● **Aim**: How many of the lines here include "hogares"? Answer with a single number.

--- --- ---

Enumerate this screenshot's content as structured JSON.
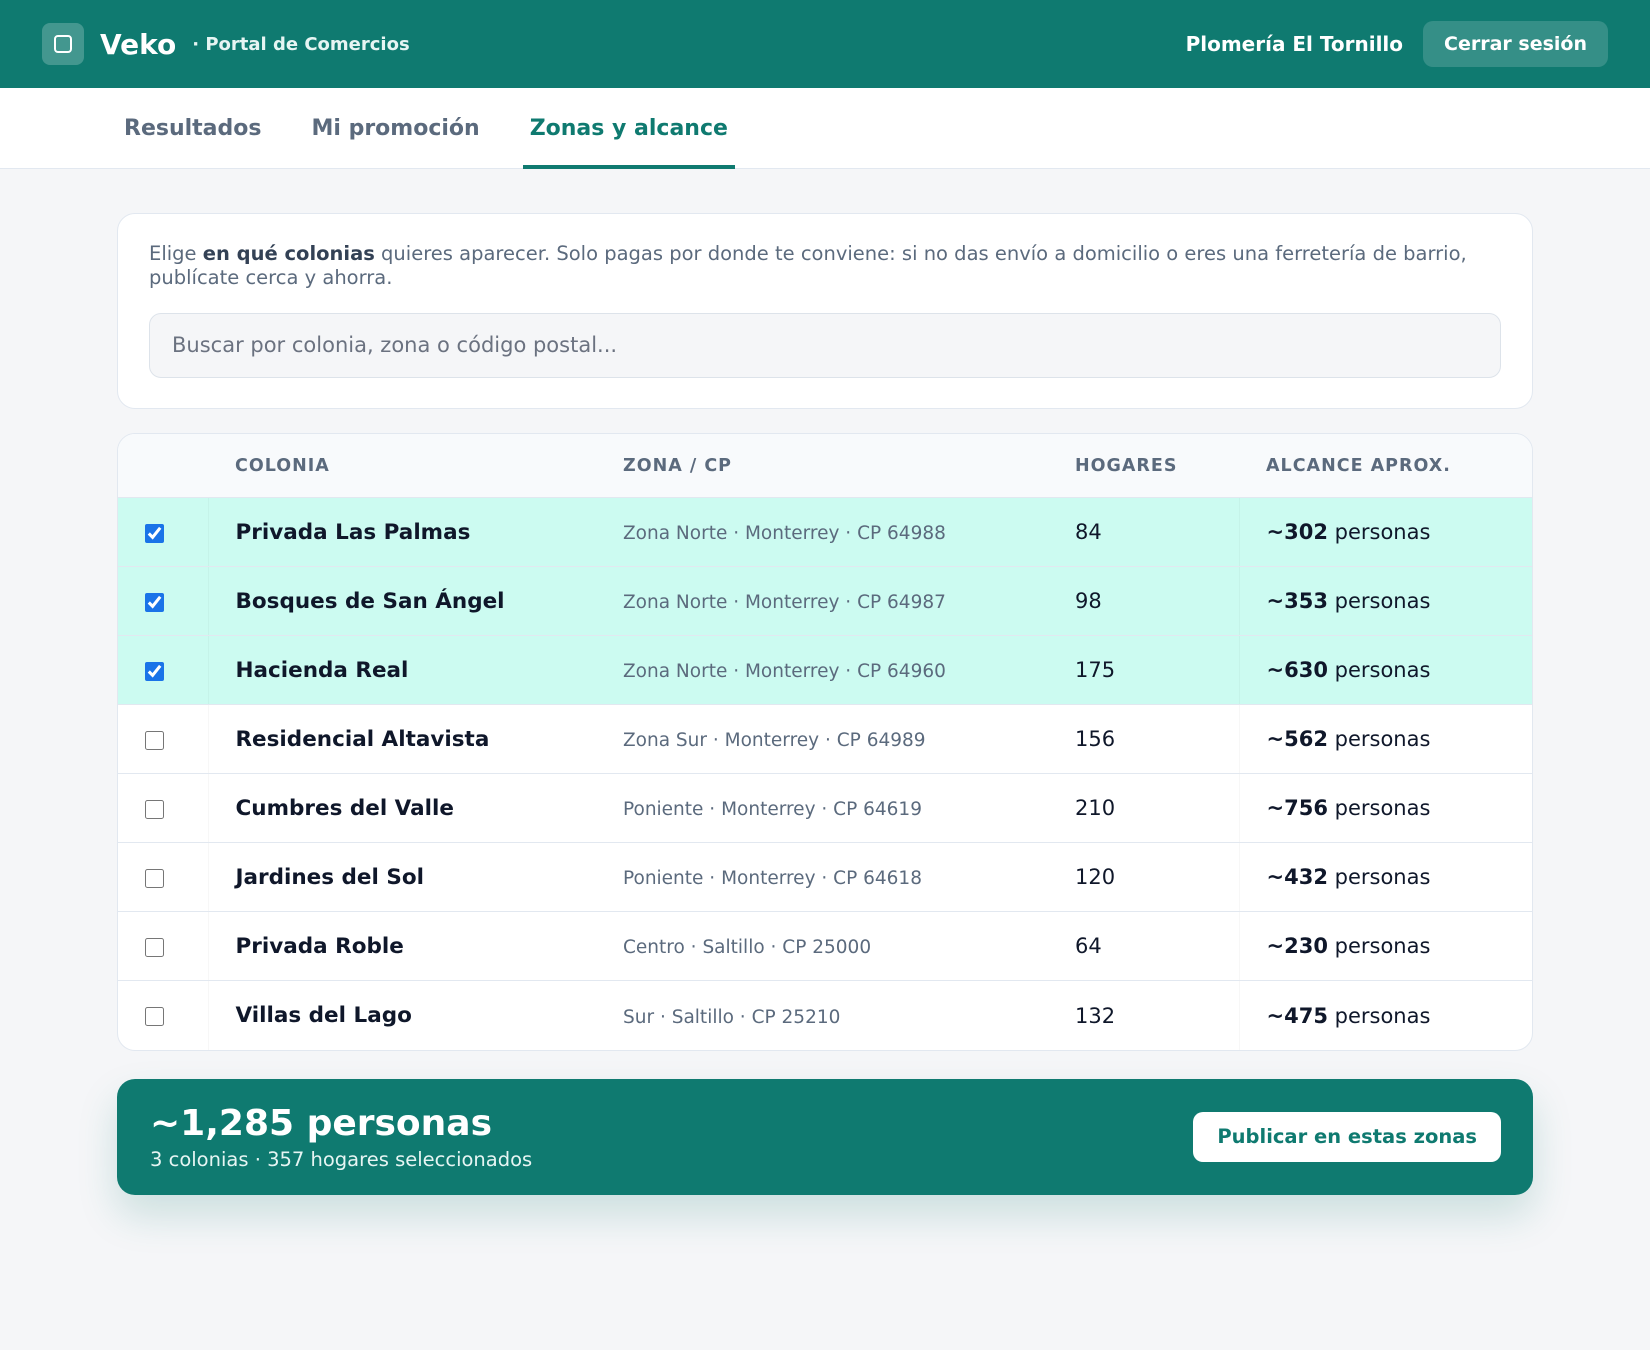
{
  "header": {
    "brand": "Veko",
    "subtitle": "· Portal de Comercios",
    "business_name": "Plomería El Tornillo",
    "logout_label": "Cerrar sesión"
  },
  "tabs": [
    {
      "label": "Resultados",
      "active": false
    },
    {
      "label": "Mi promoción",
      "active": false
    },
    {
      "label": "Zonas y alcance",
      "active": true
    }
  ],
  "intro": {
    "text_before": "Elige ",
    "text_bold": "en qué colonias",
    "text_after": " quieres aparecer. Solo pagas por donde te conviene: si no das envío a domicilio o eres una ferretería de barrio, publícate cerca y ahorra.",
    "search_placeholder": "Buscar por colonia, zona o código postal..."
  },
  "table": {
    "headers": {
      "colonia": "COLONIA",
      "zona": "ZONA / CP",
      "hogares": "HOGARES",
      "alcance": "ALCANCE APROX."
    },
    "reach_unit": "personas",
    "rows": [
      {
        "name": "Privada Las Palmas",
        "zone": "Zona Norte · Monterrey · CP 64988",
        "homes": "84",
        "reach": "~302",
        "checked": true
      },
      {
        "name": "Bosques de San Ángel",
        "zone": "Zona Norte · Monterrey · CP 64987",
        "homes": "98",
        "reach": "~353",
        "checked": true
      },
      {
        "name": "Hacienda Real",
        "zone": "Zona Norte · Monterrey · CP 64960",
        "homes": "175",
        "reach": "~630",
        "checked": true
      },
      {
        "name": "Residencial Altavista",
        "zone": "Zona Sur · Monterrey · CP 64989",
        "homes": "156",
        "reach": "~562",
        "checked": false
      },
      {
        "name": "Cumbres del Valle",
        "zone": "Poniente · Monterrey · CP 64619",
        "homes": "210",
        "reach": "~756",
        "checked": false
      },
      {
        "name": "Jardines del Sol",
        "zone": "Poniente · Monterrey · CP 64618",
        "homes": "120",
        "reach": "~432",
        "checked": false
      },
      {
        "name": "Privada Roble",
        "zone": "Centro · Saltillo · CP 25000",
        "homes": "64",
        "reach": "~230",
        "checked": false
      },
      {
        "name": "Villas del Lago",
        "zone": "Sur · Saltillo · CP 25210",
        "homes": "132",
        "reach": "~475",
        "checked": false
      }
    ]
  },
  "summary": {
    "title": "~1,285 personas",
    "subtitle": "3 colonias · 357 hogares seleccionados",
    "publish_label": "Publicar en estas zonas"
  },
  "colors": {
    "brand": "#0f7a70",
    "selected_row": "#ccfbf1",
    "checkbox": "#1a73e8"
  }
}
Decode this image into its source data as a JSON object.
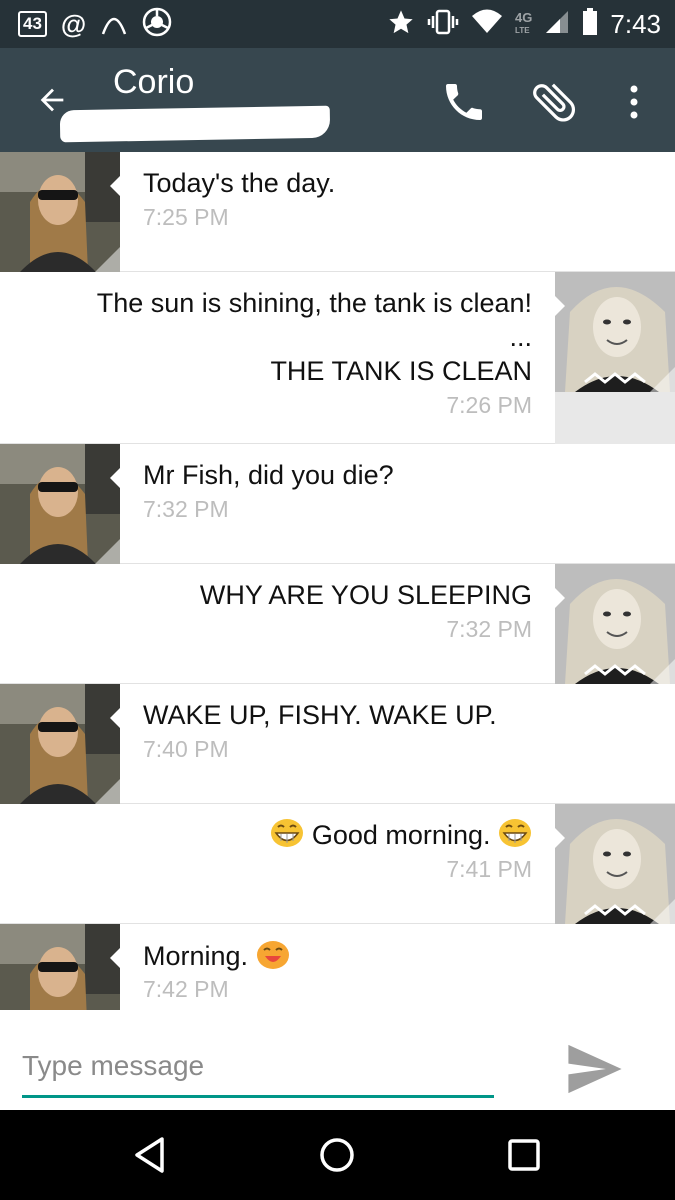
{
  "status_bar": {
    "notification_count": "43",
    "at_symbol": "@",
    "network_label": "4G",
    "lte_label": "LTE",
    "time": "7:43"
  },
  "header": {
    "contact_name": "Corio",
    "icons": [
      "back-arrow-icon",
      "phone-icon",
      "paperclip-icon",
      "more-vert-icon"
    ]
  },
  "messages": [
    {
      "direction": "in",
      "lines": [
        "Today's the day."
      ],
      "time": "7:25 PM"
    },
    {
      "direction": "out",
      "lines": [
        "The sun is shining, the tank is clean!",
        "...",
        "THE TANK IS CLEAN"
      ],
      "time": "7:26 PM"
    },
    {
      "direction": "in",
      "lines": [
        "Mr Fish, did you die?"
      ],
      "time": "7:32 PM"
    },
    {
      "direction": "out",
      "lines": [
        "WHY ARE YOU SLEEPING"
      ],
      "time": "7:32 PM"
    },
    {
      "direction": "in",
      "lines": [
        "WAKE UP, FISHY. WAKE UP."
      ],
      "time": "7:40 PM"
    },
    {
      "direction": "out",
      "text": "Good morning.",
      "emoji": "grinning-face-emoji",
      "time": "7:41 PM"
    },
    {
      "direction": "in",
      "text": "Morning.",
      "emoji": "smiling-face-emoji",
      "time": "7:42 PM"
    }
  ],
  "compose": {
    "placeholder": "Type message"
  },
  "colors": {
    "status_bar": "#263238",
    "app_bar": "#37474f",
    "accent": "#009688",
    "timestamp": "#bdbdbd"
  }
}
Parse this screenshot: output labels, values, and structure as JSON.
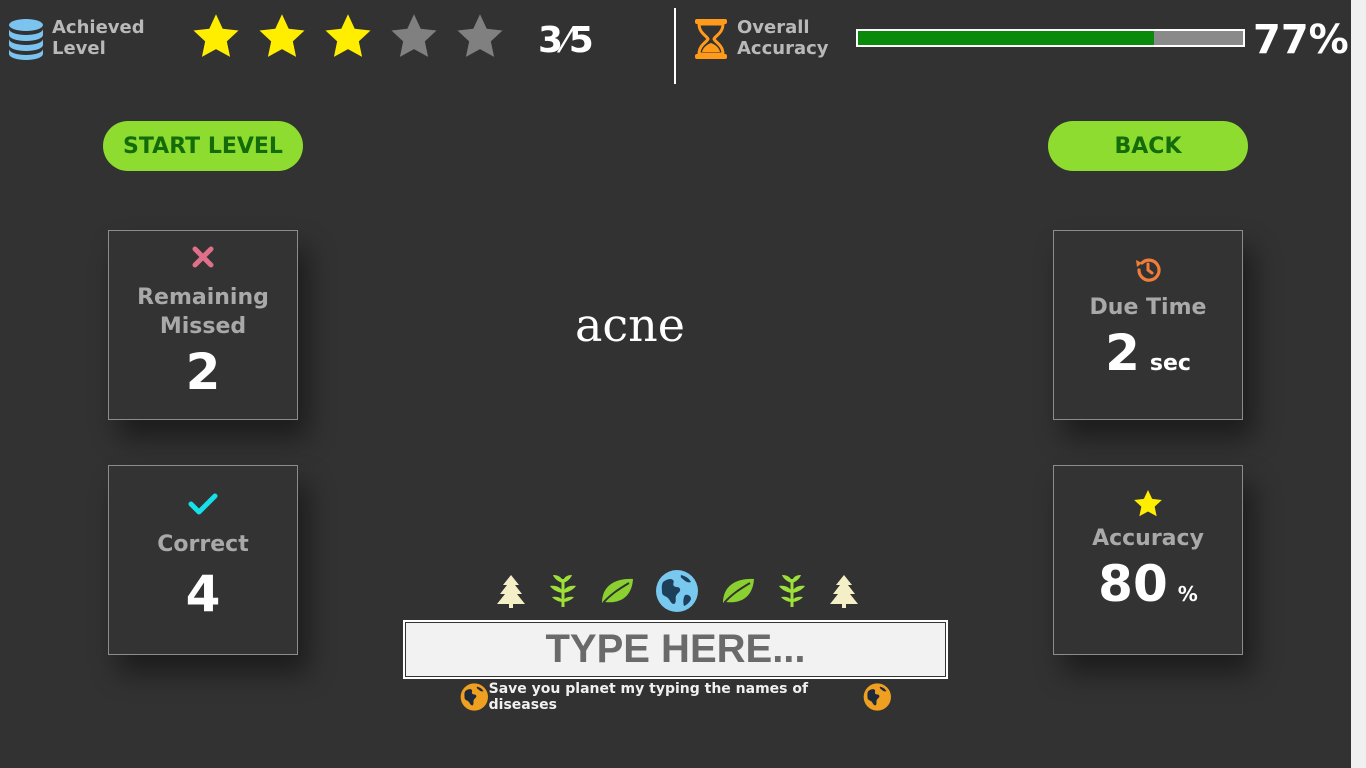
{
  "header": {
    "achieved_level_label": "Achieved\nLevel",
    "stars_filled": 3,
    "stars_total": 5,
    "level_num": "3",
    "level_den": "5",
    "overall_accuracy_label": "Overall\nAccuracy",
    "overall_accuracy_percent": "77%",
    "overall_accuracy_fraction": 0.77
  },
  "buttons": {
    "start_level": "START LEVEL",
    "back": "BACK"
  },
  "cards": {
    "remaining_missed": {
      "title": "Remaining\nMissed",
      "value": "2"
    },
    "correct": {
      "title": "Correct",
      "value": "4"
    },
    "due_time": {
      "title": "Due Time",
      "value": "2",
      "unit": "sec"
    },
    "accuracy": {
      "title": "Accuracy",
      "value": "80",
      "unit": "%"
    }
  },
  "word": "acne",
  "input": {
    "placeholder": "TYPE HERE...",
    "value": ""
  },
  "footer": {
    "text": "Save you planet my typing the names of diseases"
  },
  "colors": {
    "background": "#323232",
    "button_green": "#8ddc2f",
    "button_text": "#136b0a",
    "star_yellow": "#ffee00",
    "star_gray": "#808080",
    "progress_green": "#0a8a0a",
    "missed_x": "#e0708a",
    "correct_check": "#16e0e8",
    "hourglass": "#ff9a1a",
    "globe": "#78c8f0"
  },
  "icons": {
    "level_icon": "database-icon",
    "accuracy_icon": "hourglass-icon",
    "missed_icon": "close-icon",
    "correct_icon": "checkmark-icon",
    "due_time_icon": "history-icon",
    "accuracy_card_icon": "star-icon",
    "decor_row": [
      "tree-icon",
      "seedling-icon",
      "leaf-icon",
      "globe-icon",
      "leaf-icon",
      "seedling-icon",
      "tree-icon"
    ],
    "footer_icon": "globe-icon"
  }
}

--- --- ---

● **Worked solution**: 2